Element box annotations:
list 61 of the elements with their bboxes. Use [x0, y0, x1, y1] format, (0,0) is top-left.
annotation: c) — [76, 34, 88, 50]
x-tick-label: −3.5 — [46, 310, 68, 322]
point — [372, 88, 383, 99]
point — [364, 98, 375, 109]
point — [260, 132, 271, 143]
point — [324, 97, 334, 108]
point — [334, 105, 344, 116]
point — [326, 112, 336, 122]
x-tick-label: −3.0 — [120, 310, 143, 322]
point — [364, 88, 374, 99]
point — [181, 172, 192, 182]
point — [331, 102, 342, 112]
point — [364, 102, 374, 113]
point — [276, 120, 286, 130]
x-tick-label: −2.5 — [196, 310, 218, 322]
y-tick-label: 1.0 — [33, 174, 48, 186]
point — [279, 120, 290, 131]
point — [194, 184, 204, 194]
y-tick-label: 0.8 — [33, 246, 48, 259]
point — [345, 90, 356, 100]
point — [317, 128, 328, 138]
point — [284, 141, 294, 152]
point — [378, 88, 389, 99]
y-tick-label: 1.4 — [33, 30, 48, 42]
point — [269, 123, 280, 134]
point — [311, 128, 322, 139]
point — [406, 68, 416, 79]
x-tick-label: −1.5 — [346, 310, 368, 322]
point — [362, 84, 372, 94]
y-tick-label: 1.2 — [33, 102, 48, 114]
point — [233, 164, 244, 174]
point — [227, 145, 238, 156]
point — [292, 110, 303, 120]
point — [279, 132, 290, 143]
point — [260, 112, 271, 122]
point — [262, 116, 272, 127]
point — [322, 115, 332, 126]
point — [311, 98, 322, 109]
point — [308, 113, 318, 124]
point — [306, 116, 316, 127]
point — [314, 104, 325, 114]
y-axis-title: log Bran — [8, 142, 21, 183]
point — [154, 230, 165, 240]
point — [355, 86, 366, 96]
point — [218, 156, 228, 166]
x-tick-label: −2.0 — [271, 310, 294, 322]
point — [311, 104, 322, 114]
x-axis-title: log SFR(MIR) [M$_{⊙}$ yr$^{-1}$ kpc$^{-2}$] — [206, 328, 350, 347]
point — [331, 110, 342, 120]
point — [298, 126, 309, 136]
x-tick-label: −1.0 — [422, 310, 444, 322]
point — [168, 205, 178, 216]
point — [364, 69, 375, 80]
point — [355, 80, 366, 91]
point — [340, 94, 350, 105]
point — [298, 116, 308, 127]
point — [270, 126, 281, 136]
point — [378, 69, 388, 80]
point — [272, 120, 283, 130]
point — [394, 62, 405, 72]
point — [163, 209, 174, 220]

PROBLEM TO WORK ON
Please output each line of the listing above as a JSON list of strings, one string per line, leaving out any blank lines.

FINAL RESULT
[
  "list 61 of the elements with their bboxes. Use [x0, y0, x1, y1] format, (0,0) is top-left.",
  "annotation: c) — [76, 34, 88, 50]",
  "x-tick-label: −3.5 — [46, 310, 68, 322]",
  "point — [372, 88, 383, 99]",
  "point — [364, 98, 375, 109]",
  "point — [260, 132, 271, 143]",
  "point — [324, 97, 334, 108]",
  "point — [334, 105, 344, 116]",
  "point — [326, 112, 336, 122]",
  "x-tick-label: −3.0 — [120, 310, 143, 322]",
  "point — [364, 88, 374, 99]",
  "point — [181, 172, 192, 182]",
  "point — [331, 102, 342, 112]",
  "point — [364, 102, 374, 113]",
  "point — [276, 120, 286, 130]",
  "x-tick-label: −2.5 — [196, 310, 218, 322]",
  "y-tick-label: 1.0 — [33, 174, 48, 186]",
  "point — [279, 120, 290, 131]",
  "point — [194, 184, 204, 194]",
  "y-tick-label: 0.8 — [33, 246, 48, 259]",
  "point — [345, 90, 356, 100]",
  "point — [317, 128, 328, 138]",
  "point — [284, 141, 294, 152]",
  "point — [378, 88, 389, 99]",
  "y-tick-label: 1.4 — [33, 30, 48, 42]",
  "point — [269, 123, 280, 134]",
  "point — [311, 128, 322, 139]",
  "point — [406, 68, 416, 79]",
  "x-tick-label: −1.5 — [346, 310, 368, 322]",
  "point — [362, 84, 372, 94]",
  "y-tick-label: 1.2 — [33, 102, 48, 114]",
  "point — [233, 164, 244, 174]",
  "point — [227, 145, 238, 156]",
  "point — [292, 110, 303, 120]",
  "point — [279, 132, 290, 143]",
  "point — [260, 112, 271, 122]",
  "point — [262, 116, 272, 127]",
  "point — [322, 115, 332, 126]",
  "point — [311, 98, 322, 109]",
  "point — [308, 113, 318, 124]",
  "point — [306, 116, 316, 127]",
  "point — [314, 104, 325, 114]",
  "y-axis-title: log Bran — [8, 142, 21, 183]",
  "point — [154, 230, 165, 240]",
  "point — [355, 86, 366, 96]",
  "point — [218, 156, 228, 166]",
  "x-tick-label: −2.0 — [271, 310, 294, 322]",
  "point — [311, 104, 322, 114]",
  "x-axis-title: log SFR(MIR) [M$_{⊙}$ yr$^{-1}$ kpc$^{-2}$] — [206, 328, 350, 347]",
  "point — [331, 110, 342, 120]",
  "point — [298, 126, 309, 136]",
  "x-tick-label: −1.0 — [422, 310, 444, 322]",
  "point — [168, 205, 178, 216]",
  "point — [364, 69, 375, 80]",
  "point — [355, 80, 366, 91]",
  "point — [340, 94, 350, 105]",
  "point — [298, 116, 308, 127]",
  "point — [270, 126, 281, 136]",
  "point — [378, 69, 388, 80]",
  "point — [272, 120, 283, 130]",
  "point — [394, 62, 405, 72]",
  "point — [163, 209, 174, 220]"
]